* [What the exercise asks] Find every line containing the word "двенадцатиперстной" and report the count, nothing more.

Dataset items:

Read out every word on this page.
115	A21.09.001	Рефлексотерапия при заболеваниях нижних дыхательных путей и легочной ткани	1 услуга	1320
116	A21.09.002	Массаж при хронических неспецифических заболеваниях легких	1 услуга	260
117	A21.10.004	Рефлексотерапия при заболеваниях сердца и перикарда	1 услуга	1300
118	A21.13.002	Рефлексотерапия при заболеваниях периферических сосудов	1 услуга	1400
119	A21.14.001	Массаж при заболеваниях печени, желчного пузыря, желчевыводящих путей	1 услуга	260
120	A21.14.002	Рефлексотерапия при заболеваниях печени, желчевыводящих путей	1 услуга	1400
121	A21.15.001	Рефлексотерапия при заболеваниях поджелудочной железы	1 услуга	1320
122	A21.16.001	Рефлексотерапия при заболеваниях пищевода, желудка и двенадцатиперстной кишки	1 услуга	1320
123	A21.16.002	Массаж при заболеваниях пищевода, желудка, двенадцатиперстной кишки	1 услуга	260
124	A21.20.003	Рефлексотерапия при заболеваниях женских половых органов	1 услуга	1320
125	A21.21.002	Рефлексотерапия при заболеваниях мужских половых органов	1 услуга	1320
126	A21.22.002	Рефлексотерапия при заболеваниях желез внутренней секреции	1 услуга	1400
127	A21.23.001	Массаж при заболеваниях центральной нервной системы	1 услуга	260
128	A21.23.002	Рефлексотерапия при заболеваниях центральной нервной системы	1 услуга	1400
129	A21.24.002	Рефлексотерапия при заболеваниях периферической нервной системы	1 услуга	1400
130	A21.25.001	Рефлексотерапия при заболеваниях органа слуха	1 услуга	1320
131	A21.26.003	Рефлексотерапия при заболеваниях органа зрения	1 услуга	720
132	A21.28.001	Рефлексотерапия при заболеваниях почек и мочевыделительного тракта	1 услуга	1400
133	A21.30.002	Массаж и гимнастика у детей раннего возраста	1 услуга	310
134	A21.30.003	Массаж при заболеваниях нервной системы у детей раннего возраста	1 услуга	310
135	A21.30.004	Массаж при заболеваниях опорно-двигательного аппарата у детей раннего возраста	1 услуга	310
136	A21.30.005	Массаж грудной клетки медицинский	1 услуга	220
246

* * *

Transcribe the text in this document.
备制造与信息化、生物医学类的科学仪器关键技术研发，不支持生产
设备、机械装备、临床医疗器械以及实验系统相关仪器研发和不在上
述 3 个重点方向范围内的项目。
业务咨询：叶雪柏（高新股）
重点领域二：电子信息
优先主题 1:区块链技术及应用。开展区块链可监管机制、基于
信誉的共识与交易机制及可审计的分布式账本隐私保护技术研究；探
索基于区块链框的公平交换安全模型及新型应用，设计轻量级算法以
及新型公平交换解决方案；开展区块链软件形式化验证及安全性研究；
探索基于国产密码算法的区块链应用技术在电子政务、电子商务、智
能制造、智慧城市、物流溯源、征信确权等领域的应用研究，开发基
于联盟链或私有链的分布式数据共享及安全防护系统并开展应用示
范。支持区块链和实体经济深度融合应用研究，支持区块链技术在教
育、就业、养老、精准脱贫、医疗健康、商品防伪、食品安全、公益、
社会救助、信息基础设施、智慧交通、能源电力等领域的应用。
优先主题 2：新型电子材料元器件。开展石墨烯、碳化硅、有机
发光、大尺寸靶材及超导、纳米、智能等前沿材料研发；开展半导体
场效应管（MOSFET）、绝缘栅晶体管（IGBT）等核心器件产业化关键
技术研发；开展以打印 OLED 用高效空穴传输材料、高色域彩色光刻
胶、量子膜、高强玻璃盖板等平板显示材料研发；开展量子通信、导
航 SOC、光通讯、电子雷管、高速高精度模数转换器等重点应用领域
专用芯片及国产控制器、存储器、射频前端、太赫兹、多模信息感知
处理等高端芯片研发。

--

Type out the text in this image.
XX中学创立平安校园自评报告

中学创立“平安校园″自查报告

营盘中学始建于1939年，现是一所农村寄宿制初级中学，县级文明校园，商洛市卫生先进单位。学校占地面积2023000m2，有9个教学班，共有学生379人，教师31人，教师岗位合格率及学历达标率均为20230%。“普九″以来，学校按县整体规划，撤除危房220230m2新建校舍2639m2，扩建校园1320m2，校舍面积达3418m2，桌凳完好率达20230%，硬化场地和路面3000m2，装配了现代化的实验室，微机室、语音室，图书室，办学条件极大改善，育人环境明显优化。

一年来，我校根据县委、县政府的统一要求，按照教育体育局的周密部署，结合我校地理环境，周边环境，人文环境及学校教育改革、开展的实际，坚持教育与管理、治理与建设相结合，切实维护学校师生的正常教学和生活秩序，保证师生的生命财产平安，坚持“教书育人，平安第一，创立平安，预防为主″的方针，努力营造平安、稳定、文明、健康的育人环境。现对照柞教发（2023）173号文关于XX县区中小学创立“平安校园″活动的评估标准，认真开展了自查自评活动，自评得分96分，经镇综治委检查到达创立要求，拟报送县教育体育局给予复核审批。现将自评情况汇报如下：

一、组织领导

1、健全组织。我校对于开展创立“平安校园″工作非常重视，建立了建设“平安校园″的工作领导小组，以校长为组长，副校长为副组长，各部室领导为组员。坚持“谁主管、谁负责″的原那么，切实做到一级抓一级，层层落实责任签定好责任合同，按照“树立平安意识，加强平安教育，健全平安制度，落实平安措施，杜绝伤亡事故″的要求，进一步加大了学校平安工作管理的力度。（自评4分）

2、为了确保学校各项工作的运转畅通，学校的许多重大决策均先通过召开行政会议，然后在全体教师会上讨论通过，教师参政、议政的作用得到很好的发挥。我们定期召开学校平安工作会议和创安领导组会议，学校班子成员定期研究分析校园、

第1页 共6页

* [Output for this task] 2